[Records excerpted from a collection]
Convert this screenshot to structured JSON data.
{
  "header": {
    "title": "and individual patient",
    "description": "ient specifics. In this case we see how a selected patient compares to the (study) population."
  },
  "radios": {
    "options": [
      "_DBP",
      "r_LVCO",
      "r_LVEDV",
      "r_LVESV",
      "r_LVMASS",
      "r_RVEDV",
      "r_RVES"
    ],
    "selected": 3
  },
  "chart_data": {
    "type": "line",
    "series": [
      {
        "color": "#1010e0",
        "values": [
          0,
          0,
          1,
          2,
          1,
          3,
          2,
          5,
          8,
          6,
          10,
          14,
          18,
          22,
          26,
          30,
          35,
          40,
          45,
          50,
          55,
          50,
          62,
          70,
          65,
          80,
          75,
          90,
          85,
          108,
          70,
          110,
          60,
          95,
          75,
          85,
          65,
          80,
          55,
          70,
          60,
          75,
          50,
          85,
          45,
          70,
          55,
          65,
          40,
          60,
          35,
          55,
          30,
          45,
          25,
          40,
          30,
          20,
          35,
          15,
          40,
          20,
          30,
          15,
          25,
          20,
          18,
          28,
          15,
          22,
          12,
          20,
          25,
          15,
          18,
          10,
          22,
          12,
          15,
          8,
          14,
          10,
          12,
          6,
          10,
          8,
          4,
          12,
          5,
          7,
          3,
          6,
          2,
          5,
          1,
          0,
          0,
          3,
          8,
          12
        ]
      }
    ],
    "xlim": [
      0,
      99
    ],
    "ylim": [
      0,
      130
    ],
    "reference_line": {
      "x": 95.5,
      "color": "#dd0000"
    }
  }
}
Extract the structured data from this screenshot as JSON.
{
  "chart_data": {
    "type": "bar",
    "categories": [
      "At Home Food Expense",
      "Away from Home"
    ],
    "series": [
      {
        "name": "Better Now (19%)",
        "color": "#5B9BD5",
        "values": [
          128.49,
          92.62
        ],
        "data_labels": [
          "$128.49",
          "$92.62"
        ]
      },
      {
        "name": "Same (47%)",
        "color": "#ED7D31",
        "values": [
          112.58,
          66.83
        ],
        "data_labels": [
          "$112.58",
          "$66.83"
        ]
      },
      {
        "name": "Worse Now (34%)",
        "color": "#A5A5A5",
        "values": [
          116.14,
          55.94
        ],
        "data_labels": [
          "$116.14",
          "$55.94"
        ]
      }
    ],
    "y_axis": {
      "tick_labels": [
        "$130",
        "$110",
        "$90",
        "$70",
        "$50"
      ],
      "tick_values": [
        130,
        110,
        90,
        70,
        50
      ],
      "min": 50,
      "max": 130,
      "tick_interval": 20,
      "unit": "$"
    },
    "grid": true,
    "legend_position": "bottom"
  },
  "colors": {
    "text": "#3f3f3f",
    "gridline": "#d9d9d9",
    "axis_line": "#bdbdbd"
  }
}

=== WHAT IS BEING ASKED ===
Keep only those lines of the records that hold "JSON", and return them.

=== REPLY ===
Convert this screenshot to structured JSON data.
Extract the structured data from this screenshot as JSON.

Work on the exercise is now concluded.